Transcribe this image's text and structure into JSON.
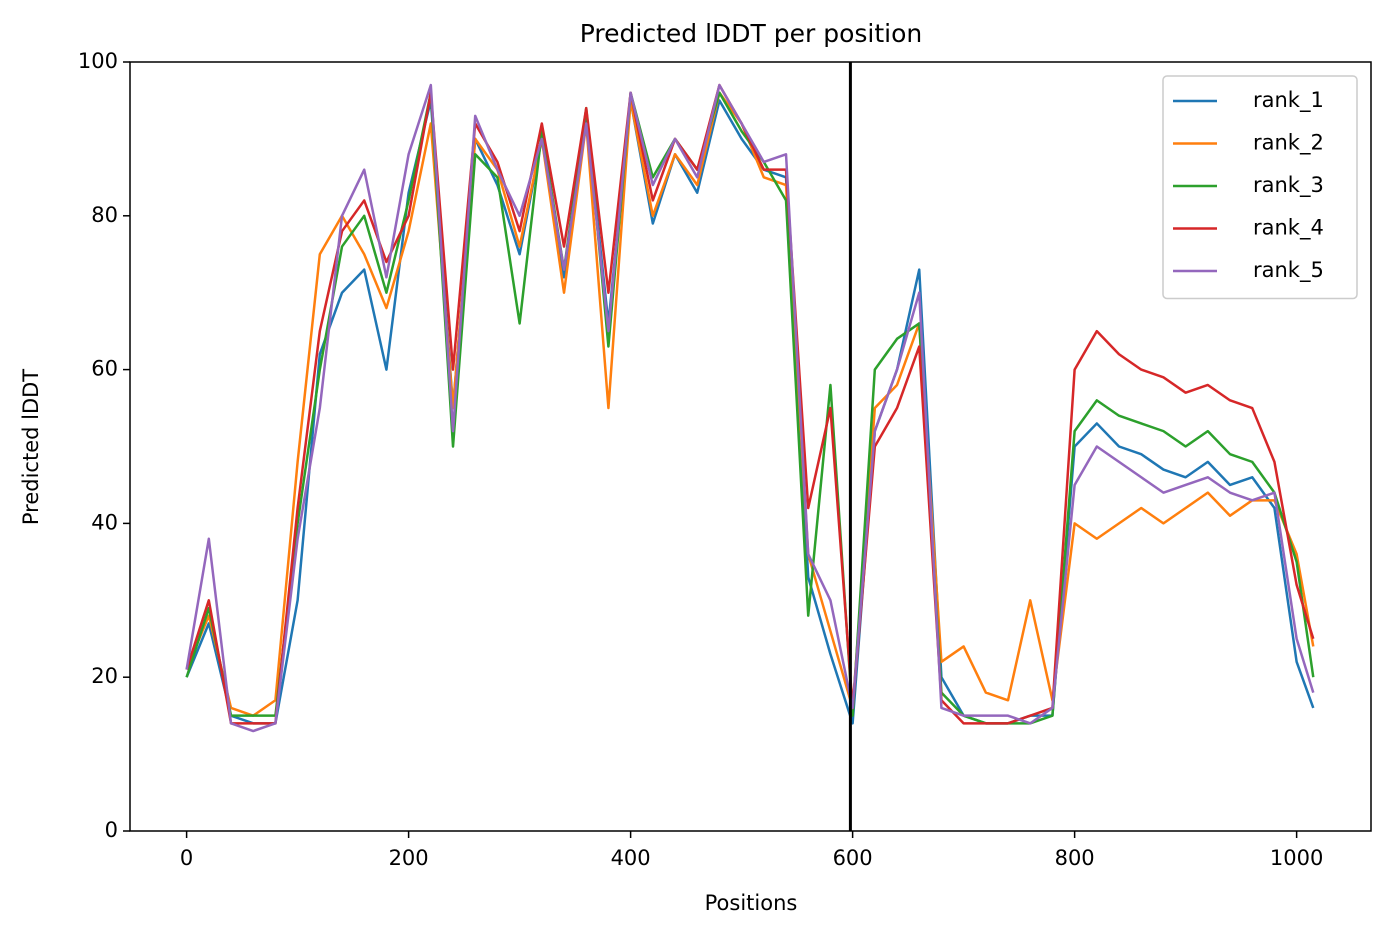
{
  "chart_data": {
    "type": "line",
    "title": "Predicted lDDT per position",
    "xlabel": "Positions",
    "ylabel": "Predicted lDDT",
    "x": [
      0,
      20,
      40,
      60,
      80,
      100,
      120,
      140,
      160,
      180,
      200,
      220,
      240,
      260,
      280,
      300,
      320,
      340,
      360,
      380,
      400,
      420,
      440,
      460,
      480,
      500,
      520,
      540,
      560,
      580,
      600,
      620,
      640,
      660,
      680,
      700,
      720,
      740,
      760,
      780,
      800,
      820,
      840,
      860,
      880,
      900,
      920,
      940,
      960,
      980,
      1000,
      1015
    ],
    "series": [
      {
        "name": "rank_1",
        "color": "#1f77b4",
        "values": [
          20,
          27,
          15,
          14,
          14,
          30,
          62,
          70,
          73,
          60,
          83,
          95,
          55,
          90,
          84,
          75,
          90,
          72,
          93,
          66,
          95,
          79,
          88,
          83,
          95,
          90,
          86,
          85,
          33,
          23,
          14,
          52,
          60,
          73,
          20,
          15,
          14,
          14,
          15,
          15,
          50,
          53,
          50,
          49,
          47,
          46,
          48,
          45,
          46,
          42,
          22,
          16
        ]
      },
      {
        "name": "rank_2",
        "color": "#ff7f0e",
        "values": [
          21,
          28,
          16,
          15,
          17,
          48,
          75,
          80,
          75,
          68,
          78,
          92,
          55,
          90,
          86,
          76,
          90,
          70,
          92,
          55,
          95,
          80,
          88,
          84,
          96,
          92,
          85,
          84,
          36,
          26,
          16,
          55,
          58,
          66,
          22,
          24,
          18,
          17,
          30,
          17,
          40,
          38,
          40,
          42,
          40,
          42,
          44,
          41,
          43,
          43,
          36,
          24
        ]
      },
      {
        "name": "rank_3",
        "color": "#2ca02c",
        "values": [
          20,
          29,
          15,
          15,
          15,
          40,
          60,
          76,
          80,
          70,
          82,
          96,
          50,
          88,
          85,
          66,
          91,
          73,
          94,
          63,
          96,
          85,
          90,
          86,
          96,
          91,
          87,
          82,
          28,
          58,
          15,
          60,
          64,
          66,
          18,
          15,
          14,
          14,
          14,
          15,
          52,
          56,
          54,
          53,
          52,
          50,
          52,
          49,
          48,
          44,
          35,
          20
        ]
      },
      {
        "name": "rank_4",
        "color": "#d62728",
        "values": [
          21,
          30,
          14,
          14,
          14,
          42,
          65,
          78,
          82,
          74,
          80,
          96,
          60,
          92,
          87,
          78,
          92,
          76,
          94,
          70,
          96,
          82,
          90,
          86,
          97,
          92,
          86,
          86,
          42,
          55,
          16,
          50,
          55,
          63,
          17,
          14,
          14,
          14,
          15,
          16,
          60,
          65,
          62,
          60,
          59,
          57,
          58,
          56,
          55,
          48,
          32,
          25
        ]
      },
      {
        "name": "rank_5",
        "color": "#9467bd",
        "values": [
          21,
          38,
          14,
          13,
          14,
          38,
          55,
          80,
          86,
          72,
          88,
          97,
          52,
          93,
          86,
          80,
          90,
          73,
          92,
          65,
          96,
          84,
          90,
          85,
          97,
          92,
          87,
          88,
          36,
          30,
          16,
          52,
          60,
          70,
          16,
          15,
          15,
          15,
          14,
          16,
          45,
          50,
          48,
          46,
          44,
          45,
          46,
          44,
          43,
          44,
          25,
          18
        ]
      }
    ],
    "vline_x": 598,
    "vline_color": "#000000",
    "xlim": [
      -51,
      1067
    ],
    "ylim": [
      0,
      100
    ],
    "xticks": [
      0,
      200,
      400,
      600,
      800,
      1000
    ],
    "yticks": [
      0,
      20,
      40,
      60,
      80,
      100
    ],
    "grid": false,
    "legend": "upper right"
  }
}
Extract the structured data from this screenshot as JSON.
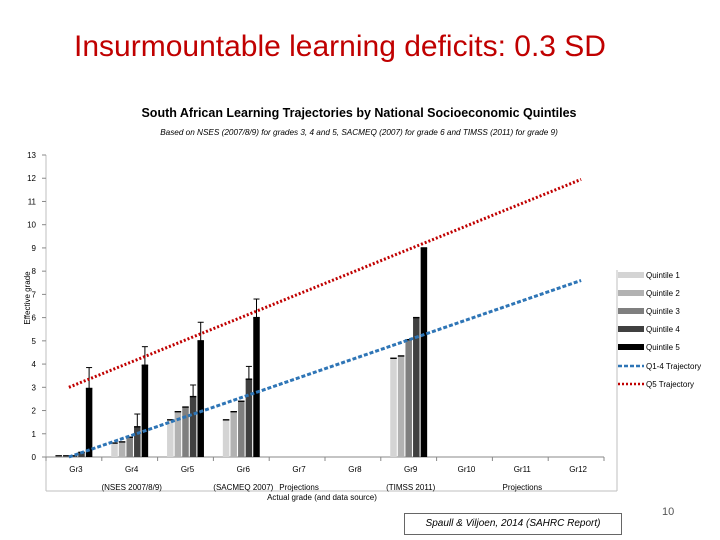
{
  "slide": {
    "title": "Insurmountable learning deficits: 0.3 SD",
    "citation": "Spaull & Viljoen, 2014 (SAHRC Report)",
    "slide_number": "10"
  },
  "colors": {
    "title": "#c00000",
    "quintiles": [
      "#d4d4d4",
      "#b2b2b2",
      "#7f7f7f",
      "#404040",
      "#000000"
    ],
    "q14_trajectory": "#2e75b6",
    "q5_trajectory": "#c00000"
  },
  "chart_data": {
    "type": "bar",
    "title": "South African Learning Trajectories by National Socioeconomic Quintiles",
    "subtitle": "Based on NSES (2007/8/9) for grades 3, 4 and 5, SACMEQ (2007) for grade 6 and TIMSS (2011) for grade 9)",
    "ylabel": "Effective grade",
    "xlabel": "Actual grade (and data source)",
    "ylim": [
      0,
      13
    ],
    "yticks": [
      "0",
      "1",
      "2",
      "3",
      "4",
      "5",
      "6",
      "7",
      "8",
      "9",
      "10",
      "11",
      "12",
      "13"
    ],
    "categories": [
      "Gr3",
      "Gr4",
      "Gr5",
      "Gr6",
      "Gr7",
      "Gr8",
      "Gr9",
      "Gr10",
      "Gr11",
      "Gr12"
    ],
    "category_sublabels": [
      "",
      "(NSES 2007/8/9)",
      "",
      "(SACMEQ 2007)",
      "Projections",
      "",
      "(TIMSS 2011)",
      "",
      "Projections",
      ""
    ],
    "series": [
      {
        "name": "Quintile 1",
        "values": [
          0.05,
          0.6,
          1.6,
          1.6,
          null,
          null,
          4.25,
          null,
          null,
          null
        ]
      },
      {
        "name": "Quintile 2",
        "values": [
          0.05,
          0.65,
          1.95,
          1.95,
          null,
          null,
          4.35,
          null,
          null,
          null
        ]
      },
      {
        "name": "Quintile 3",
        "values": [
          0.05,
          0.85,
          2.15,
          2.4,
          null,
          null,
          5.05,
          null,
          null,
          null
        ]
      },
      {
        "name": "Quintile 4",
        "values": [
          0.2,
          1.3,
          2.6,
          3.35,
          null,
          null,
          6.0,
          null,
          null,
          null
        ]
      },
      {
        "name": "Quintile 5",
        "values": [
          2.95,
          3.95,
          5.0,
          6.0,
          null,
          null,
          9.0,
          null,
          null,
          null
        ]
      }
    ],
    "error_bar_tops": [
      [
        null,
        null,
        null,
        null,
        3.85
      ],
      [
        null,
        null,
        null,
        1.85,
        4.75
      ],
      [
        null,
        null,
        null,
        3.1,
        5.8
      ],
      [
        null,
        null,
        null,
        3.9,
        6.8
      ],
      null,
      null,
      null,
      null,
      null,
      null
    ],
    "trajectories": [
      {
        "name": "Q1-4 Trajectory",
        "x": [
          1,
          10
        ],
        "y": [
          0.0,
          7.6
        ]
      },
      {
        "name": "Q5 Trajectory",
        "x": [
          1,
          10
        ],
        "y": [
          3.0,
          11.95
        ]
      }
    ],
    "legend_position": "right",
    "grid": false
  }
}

####################

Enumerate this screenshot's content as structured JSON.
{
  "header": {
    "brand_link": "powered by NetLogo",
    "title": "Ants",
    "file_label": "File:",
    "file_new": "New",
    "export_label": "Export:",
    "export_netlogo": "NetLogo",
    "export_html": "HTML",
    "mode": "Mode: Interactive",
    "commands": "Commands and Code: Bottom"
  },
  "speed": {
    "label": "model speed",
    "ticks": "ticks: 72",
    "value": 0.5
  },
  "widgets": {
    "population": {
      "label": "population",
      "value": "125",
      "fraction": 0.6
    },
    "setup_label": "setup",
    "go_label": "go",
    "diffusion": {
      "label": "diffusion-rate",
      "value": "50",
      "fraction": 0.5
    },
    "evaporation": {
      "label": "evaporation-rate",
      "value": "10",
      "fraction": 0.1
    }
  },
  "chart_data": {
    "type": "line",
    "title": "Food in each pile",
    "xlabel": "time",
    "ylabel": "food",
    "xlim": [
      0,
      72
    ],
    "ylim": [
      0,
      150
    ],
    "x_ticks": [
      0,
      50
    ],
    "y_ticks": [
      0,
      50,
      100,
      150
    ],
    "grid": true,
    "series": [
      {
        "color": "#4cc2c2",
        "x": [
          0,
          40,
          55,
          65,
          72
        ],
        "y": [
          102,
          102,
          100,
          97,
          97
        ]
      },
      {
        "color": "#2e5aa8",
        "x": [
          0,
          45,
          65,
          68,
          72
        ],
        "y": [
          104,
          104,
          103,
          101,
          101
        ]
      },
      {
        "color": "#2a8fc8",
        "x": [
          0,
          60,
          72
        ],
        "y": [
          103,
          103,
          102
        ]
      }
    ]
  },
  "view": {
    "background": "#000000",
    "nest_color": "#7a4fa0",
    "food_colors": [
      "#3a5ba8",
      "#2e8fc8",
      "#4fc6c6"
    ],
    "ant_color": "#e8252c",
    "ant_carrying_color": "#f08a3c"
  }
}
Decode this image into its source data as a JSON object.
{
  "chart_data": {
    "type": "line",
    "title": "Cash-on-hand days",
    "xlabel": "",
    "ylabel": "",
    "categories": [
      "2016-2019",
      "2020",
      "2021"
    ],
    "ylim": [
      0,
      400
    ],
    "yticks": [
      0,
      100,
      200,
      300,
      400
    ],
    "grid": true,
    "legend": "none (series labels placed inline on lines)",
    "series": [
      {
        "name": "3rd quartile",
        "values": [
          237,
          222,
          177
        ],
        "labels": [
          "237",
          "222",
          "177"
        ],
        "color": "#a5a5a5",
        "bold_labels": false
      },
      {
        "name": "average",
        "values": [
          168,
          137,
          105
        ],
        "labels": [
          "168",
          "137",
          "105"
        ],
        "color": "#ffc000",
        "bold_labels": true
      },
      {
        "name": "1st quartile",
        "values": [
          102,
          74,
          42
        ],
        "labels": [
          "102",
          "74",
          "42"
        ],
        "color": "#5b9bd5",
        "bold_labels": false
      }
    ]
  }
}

####################

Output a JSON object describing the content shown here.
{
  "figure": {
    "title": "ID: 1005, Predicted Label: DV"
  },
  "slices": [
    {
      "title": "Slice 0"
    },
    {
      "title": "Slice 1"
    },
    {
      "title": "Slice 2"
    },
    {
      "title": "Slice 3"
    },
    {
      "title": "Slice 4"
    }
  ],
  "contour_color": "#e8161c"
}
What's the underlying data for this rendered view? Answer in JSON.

####################

*Written task*:
In the listing above, find the line containing "Output a JSON" and the line containing "What's the underlying", then quote both, plus every line between them, exactly as written.

*Result below*:
Output a JSON object describing the content shown here.
{
  "figure": {
    "title": "ID: 1005, Predicted Label: DV"
  },
  "slices": [
    {
      "title": "Slice 0"
    },
    {
      "title": "Slice 1"
    },
    {
      "title": "Slice 2"
    },
    {
      "title": "Slice 3"
    },
    {
      "title": "Slice 4"
    }
  ],
  "contour_color": "#e8161c"
}
What's the underlying data for this rendered view? Answer in JSON.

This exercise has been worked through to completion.